- _TRECHO DA PÁGINA_:
Dos três principais diários, apenas a Folha de S. Paulo não traz o assunto na primeira página. O Globo é o jornal que dá mais destaque ao tema, com chamada ao lado da manchete.

Pela decisão judicial, Garzón está proibido de exercer sua função pelos próximos onze anos, o que na prática encerra sua carreira de magistrado. A acusação, parte do conjunto de três processos encaminhados à corte, se refere à gravação, autorizada por ele, de conversas que revelam o envolvimento de altos dirigentes do Partido Popular em crimes de corrupção.

Os outros processos tratam da investigação, comandada por Garzón, sobre crimes cometidos pela ditadura de Francisco Franco, e de uma acusação por supostamente ter recebido dinheiro de entidades privadas para proferir palestras nos Estados Unidos.

Se tivesse prosseguimento, a investigação sobre os crimes do franquismo poderia envolver políticos e empresários poderosos da Espanha no desaparecimento de cerca de 110 mil opositores da ditadura que foi encerrada em 1975 com o Pacto da Moncloa. A alegação é de que Garzón teria violado as leis da anistia ao iniciar essa investigação.

Celebrizado por haver aberto processo que colocou na cadeia o ex-ditador chileno Augusto Pinochet, responsabilizando-o pela morte de cidadãos espanhóis, Garzón se tornou um símbolo da luta pelos direitos humanos em escala global ao promover o julgamento de tiranos e terroristas em qualquer parte do mundo, ajudando a criar um padrão internacional na questão dos crimes contra a humanidade.

Não é apenas um sintoma o fato de que a acusação contra ele tenha sido uma iniciativa da organização de extrema-direita conhecida como “Manos Límpias”. Muitos dos acusados pelos crimes da ditadura franquista são de alguma forma ligados a esse grupo.

Não apenas nos jornais brasileiros, mas também na imprensa americana e europeia, a punição imposta ao magistrado é apresentada como uma decisão política cuja repercussão a Suprema Corte da Espanha terá que carregar como uma mancha por todo o futuro.

Destaca-se principalmente o fato de que Garzón não foi o único juiz a autorizar escutas na investigação desses crimes, nem a omissão dos órgãos superiores da Justiça durante esses procedimentos, mas foi o único a ser punido.

Nas redes sociais

A lista dos serviços prestados por Baltazar Garzón à Justiça mereceria um capítulo à parte.

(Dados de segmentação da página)
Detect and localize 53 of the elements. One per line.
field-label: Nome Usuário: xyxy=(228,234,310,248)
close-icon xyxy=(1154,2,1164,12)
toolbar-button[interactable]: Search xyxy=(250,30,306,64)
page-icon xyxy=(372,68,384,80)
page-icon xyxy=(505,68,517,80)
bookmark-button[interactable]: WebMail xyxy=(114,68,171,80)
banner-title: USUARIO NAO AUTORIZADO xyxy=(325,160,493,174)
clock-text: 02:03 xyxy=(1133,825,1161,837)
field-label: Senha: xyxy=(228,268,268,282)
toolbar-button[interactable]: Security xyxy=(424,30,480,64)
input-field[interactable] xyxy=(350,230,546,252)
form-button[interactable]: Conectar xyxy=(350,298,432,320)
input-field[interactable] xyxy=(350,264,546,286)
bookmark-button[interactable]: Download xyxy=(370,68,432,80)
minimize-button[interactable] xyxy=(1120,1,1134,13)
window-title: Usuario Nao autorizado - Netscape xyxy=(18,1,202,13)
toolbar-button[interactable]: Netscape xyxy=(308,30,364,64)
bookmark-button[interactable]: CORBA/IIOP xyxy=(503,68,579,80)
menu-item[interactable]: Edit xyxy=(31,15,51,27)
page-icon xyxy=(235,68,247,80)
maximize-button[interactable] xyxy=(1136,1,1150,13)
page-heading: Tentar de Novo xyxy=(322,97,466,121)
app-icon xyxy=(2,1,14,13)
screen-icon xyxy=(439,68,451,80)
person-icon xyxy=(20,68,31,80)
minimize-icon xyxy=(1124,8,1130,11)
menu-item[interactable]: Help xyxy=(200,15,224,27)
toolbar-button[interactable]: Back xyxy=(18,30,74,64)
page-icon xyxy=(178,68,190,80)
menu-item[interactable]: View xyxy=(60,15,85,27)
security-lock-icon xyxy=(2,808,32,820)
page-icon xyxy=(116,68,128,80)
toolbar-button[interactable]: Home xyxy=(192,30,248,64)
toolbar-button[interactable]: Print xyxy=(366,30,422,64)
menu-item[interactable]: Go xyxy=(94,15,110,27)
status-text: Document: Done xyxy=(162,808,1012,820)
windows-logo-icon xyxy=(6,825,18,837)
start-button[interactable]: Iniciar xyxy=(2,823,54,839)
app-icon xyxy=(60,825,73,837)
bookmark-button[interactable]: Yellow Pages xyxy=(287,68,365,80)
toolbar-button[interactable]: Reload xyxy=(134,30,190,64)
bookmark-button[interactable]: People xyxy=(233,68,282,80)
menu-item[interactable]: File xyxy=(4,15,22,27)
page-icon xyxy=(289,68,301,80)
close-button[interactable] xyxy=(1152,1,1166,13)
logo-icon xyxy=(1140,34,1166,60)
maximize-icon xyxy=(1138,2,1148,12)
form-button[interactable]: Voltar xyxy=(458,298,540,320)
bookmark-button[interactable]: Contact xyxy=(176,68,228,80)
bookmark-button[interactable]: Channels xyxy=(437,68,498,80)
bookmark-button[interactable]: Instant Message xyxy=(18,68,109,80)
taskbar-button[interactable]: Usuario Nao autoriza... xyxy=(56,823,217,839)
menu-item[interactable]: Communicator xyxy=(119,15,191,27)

- _TAREFAS OBRIGATÓRIAS_:
(a) Liste os três processos contra Garzón que o texto sobre Baltazar Garzón descreve.
(b) Altere o trecho do texto sobre Baltazar Garzón que vai de "Não apenas nos" a "capítulo à parte.", substituindo "magistrado" por "juiz".
(c) Dê continuidade ao texto sobre Baltazar Garzón a partir do ponto em que ele termina.

- _RESPOSTAS DAS TAREFAS_:
(a)
- A gravação, autorizada por ele, de conversas que revelam o envolvimento de altos dirigentes do Partido Popular em crimes de corrupção.
- A investigação, comandada por ele, sobre crimes cometidos pela ditadura de Francisco Franco.
- A acusação de ter supostamente recebido dinheiro de entidades privadas para proferir palestras nos Estados Unidos.

(b)
Não apenas nos jornais brasileiros, mas também na imprensa americana e europeia, a punição imposta ao juiz é apresentada como uma decisão política cuja repercussão a Suprema Corte da Espanha terá que carregar como uma mancha por todo o futuro.

Destaca-se principalmente o fato de que Garzón não foi o único juiz a autorizar escutas na investigação desses crimes, nem a omissão dos órgãos superiores da Justiça durante esses procedimentos, mas foi o único a ser punido.

Nas redes sociais

A lista dos serviços prestados por Baltazar Garzón à Justiça mereceria um capítulo à parte.

(c)
Entre outras proezas, ele mandou para uma prisão na Inglaterra o general Pinochet e desmascarou o Riggs National Corporation, banco americano envolvido na lavagem de dinheiro da família do ditador chileno; reabriu os processos por assassinatos cometidos durante a ditadura franquista e, por consequência, expôs uma rede de corrupção que deu vitalidade a algumas das grandes corporações espanholas; condenou um ex-militar argentino e abriu os registros dos crimes da Operação Condor, acordo entre ditaduras latino-americanas para a execução de opositores; atacou a representação política do grupo separatista ETA, na Espanha, por ligações com o terrorismo; ajudou a desmantelar o braço espanhol da organização terrorista al-Qaeda; denunciou e desmanchou os esquadrões da morte criados no governo socialista da Espanha, durante os anos 1980, para assassinar militantes do movimento separatista basco; e, mais recentemente, abriu processo denunciando torturas contra prisioneiros na base americana de Guantánamo, em Cuba.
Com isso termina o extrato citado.